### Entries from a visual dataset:
━━━━━━━━
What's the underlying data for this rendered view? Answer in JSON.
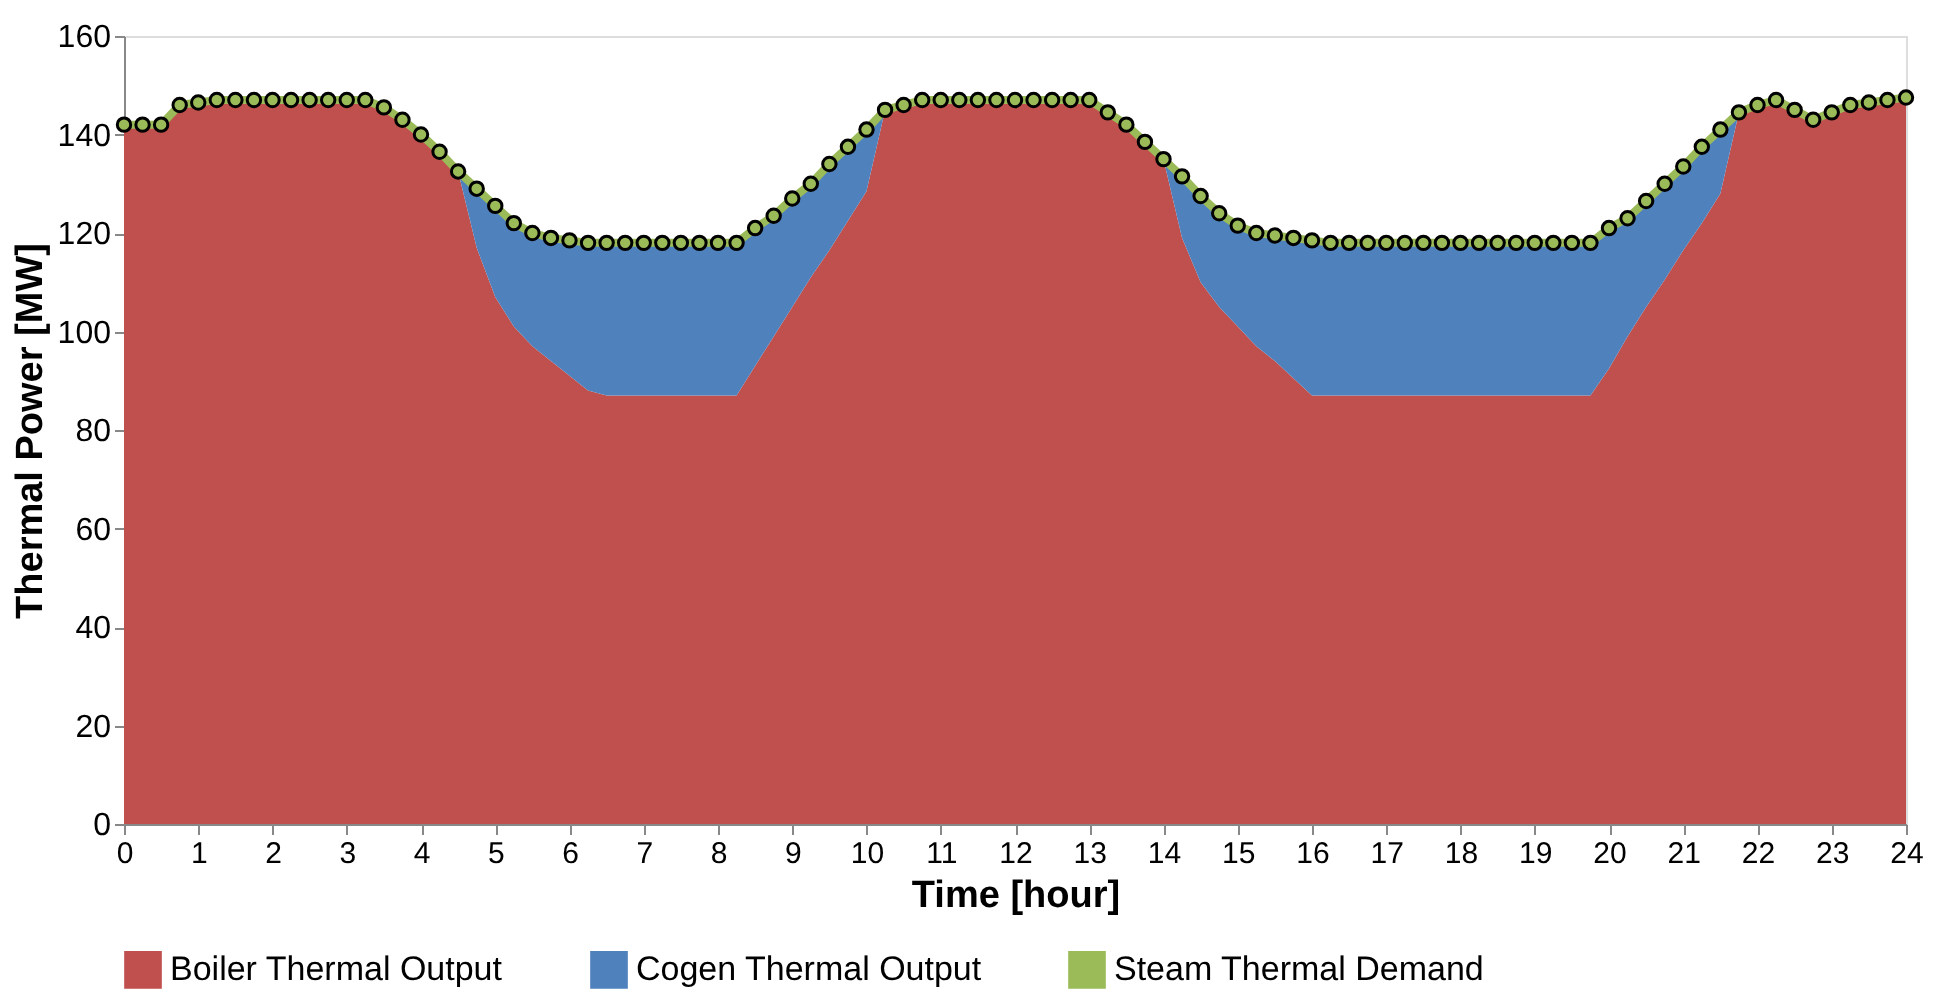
{
  "chart_data": {
    "type": "area",
    "xlabel": "Time [hour]",
    "ylabel": "Thermal Power [MW]",
    "stacked": true,
    "grid": false,
    "legend": "bottom",
    "xlim": [
      0,
      24
    ],
    "xticks": [
      0,
      1,
      2,
      3,
      4,
      5,
      6,
      7,
      8,
      9,
      10,
      11,
      12,
      13,
      14,
      15,
      16,
      17,
      18,
      19,
      20,
      21,
      22,
      23,
      24
    ],
    "ylim": [
      0,
      160
    ],
    "yticks": [
      0,
      20,
      40,
      60,
      80,
      100,
      120,
      140,
      160
    ],
    "x": [
      0,
      0.25,
      0.5,
      0.75,
      1,
      1.25,
      1.5,
      1.75,
      2,
      2.25,
      2.5,
      2.75,
      3,
      3.25,
      3.5,
      3.75,
      4,
      4.25,
      4.5,
      4.75,
      5,
      5.25,
      5.5,
      5.75,
      6,
      6.25,
      6.5,
      6.75,
      7,
      7.25,
      7.5,
      7.75,
      8,
      8.25,
      8.5,
      8.75,
      9,
      9.25,
      9.5,
      9.75,
      10,
      10.25,
      10.5,
      10.75,
      11,
      11.25,
      11.5,
      11.75,
      12,
      12.25,
      12.5,
      12.75,
      13,
      13.25,
      13.5,
      13.75,
      14,
      14.25,
      14.5,
      14.75,
      15,
      15.25,
      15.5,
      15.75,
      16,
      16.25,
      16.5,
      16.75,
      17,
      17.25,
      17.5,
      17.75,
      18,
      18.25,
      18.5,
      18.75,
      19,
      19.25,
      19.5,
      19.75,
      20,
      20.25,
      20.5,
      20.75,
      21,
      21.25,
      21.5,
      21.75,
      22,
      22.25,
      22.5,
      22.75,
      23,
      23.25,
      23.5,
      23.75,
      24
    ],
    "series": [
      {
        "name": "Boiler Thermal Output",
        "type": "area",
        "color": "#c0504d",
        "values": [
          142,
          142,
          142,
          146,
          146.5,
          147,
          147,
          147,
          147,
          147,
          147,
          147,
          147,
          147,
          145.5,
          143,
          140,
          136.5,
          132.5,
          117,
          107,
          101,
          97,
          94,
          91,
          88,
          87,
          87,
          87,
          87,
          87,
          87,
          87,
          87,
          93,
          99,
          105,
          111,
          116.5,
          122.5,
          128.5,
          145,
          146,
          147,
          147,
          147,
          147,
          147,
          147,
          147,
          147,
          147,
          147,
          144.5,
          142,
          138.5,
          135,
          119,
          110,
          105,
          101,
          97,
          94,
          90.5,
          87,
          87,
          87,
          87,
          87,
          87,
          87,
          87,
          87,
          87,
          87,
          87,
          87,
          87,
          87,
          87,
          92.5,
          99,
          105,
          110.5,
          116.5,
          122,
          128,
          144.5,
          146,
          147,
          145,
          143,
          144.5,
          146,
          146.5,
          147,
          147.5
        ]
      },
      {
        "name": "Cogen Thermal Output",
        "type": "area",
        "color": "#4f81bd",
        "values": [
          0,
          0,
          0,
          0,
          0,
          0,
          0,
          0,
          0,
          0,
          0,
          0,
          0,
          0,
          0,
          0,
          0,
          0,
          0,
          12,
          18.5,
          21,
          23,
          25,
          27.5,
          30,
          31,
          31,
          31,
          31,
          31,
          31,
          31,
          31,
          28,
          24.5,
          22,
          19,
          17.5,
          15,
          12.5,
          0,
          0,
          0,
          0,
          0,
          0,
          0,
          0,
          0,
          0,
          0,
          0,
          0,
          0,
          0,
          0,
          12.5,
          17.5,
          19,
          20.5,
          23,
          25.5,
          28.5,
          31.5,
          31,
          31,
          31,
          31,
          31,
          31,
          31,
          31,
          31,
          31,
          31,
          31,
          31,
          31,
          31,
          28.5,
          24,
          21.5,
          19.5,
          17,
          15.5,
          13,
          0,
          0,
          0,
          0,
          0,
          0,
          0,
          0,
          0,
          0
        ]
      },
      {
        "name": "Steam Thermal Demand",
        "type": "line",
        "marker": "circle",
        "color": "#9bbb59",
        "values": [
          142,
          142,
          142,
          146,
          146.5,
          147,
          147,
          147,
          147,
          147,
          147,
          147,
          147,
          147,
          145.5,
          143,
          140,
          136.5,
          132.5,
          129,
          125.5,
          122,
          120,
          119,
          118.5,
          118,
          118,
          118,
          118,
          118,
          118,
          118,
          118,
          118,
          121,
          123.5,
          127,
          130,
          134,
          137.5,
          141,
          145,
          146,
          147,
          147,
          147,
          147,
          147,
          147,
          147,
          147,
          147,
          147,
          144.5,
          142,
          138.5,
          135,
          131.5,
          127.5,
          124,
          121.5,
          120,
          119.5,
          119,
          118.5,
          118,
          118,
          118,
          118,
          118,
          118,
          118,
          118,
          118,
          118,
          118,
          118,
          118,
          118,
          118,
          121,
          123,
          126.5,
          130,
          133.5,
          137.5,
          141,
          144.5,
          146,
          147,
          145,
          143,
          144.5,
          146,
          146.5,
          147,
          147.5
        ]
      }
    ]
  }
}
━━━━━━━━
From the entries, report each line that includes the word "type".

### The answer:
    "type": "area",
        "type": "area",
        "type": "area",
        "type": "line",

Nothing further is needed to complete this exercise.